The similar fact evidence in relation to the [Incident 1] children or [the Incident 19 child] does not raise any question of double jeopardy. The accused is entitled to the full benefit of the stay in the sense that he can never be tried again for the offences to which they related. Rather the prosecution seeks to prove, by similar fact evidence, his guilt of the current offences. As such there is no unfair prejudice.

I think, with respect, that this submission misses the fundamental point. In order for the jury to use the similar fact evidence in the manner advocated by the Crown, they must first conclude that the events in Incident 1 and Incident 19 occurred. The respondent would, therefore, need to meet the allegations. This is precisely what he was relieved of having to do in 1996. The potential prejudicial effect outweighs the probative value of the evidence.  

  1. As far as Incidents 2, 3, 16 and 17 are concerned, I am satisfied that that they have significant probative value and that their probative value significantly outweighs their prejudicial effect. I acknowledge that Incidents 16 and 17 occurred some two or three years after the incidents referred to in the indictment. However, this does not so affect the probative value of the evidence such that it is outweighed by any prejudicial effect. 

  1. There is, however, one aspect to Incident 17 which requires some refinement. The description of the incident includes the respondent putting a nappy on the child. I do not see how this action can be seen as supporting the tendency alleged by the Crown. This was a point made by Moore J in the NSW District Court, who, in sentencing the respondent for the offences arising from Incidents 16 and 17, distinguished between a “paedophilic aberration” and a “childish regression and guilelessness”.

  1. Finally, the respondent submitted that the further application was in itself prejudicial, requiring the application to be refused. This was because the Crown, having obtained certain orders in the first application, had effectively conducted an exercise to ‘shore up’ weaknesses in its case. The Crown knew about the other incidents before the first application and should have included all incidents in the earlier application. The respondent had prepared its defence to meet the original tendency orders and was, therefore, significantly prejudiced by the possibility of having to meet the new allegations.

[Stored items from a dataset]

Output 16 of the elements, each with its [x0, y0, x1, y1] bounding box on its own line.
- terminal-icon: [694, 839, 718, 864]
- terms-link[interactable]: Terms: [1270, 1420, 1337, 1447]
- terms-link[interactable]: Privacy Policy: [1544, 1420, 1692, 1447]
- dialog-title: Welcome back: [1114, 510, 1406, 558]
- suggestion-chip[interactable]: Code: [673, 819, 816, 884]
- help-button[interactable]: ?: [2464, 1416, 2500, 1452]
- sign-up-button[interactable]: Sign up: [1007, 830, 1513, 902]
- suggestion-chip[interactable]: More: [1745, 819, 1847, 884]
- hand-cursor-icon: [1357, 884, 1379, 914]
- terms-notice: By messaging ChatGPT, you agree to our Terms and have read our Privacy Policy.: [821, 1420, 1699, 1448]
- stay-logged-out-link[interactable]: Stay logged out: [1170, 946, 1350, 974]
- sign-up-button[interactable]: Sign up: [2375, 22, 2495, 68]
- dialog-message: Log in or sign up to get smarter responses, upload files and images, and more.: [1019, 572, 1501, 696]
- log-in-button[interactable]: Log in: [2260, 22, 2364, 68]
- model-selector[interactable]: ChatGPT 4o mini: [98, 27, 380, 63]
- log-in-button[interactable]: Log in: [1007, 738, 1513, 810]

◆ **WORK TO DO**:
• a. Reproduce the passage on similar fact evidence from "I think, with" to "of the evidence." verbatim.
• b. Update the records from their start through the line containing "- terms-link[interactable]: Privacy", replacing "bounding box" with "bounding rectangle" and keeping everything else the same. Return only those lines.
The records bear no relation to the text.

◆ **EXPECTED RESULTS**:
• a.
I think, with respect, that this submission misses the fundamental point. In order for the jury to use the similar fact evidence in the manner advocated by the Crown, they must first conclude that the events in Incident 1 and Incident 19 occurred. The respondent would, therefore, need to meet the allegations. This is precisely what he was relieved of having to do in 1996. The potential prejudicial effect outweighs the probative value of the evidence.

• b.
Output 16 of the elements, each with its [x0, y0, x1, y1] bounding rectangle on its own line.
- terminal-icon: [694, 839, 718, 864]
- terms-link[interactable]: Terms: [1270, 1420, 1337, 1447]
- terms-link[interactable]: Privacy Policy: [1544, 1420, 1692, 1447]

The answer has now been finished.